> **Task**
Below are the records. List every line holding the word "Quiz".

> **Supplied entries**
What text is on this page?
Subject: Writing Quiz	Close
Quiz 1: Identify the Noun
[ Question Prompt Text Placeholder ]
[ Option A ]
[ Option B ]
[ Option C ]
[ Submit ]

> **Task result**
Subject: Writing Quiz	Close
Quiz 1: Identify the Noun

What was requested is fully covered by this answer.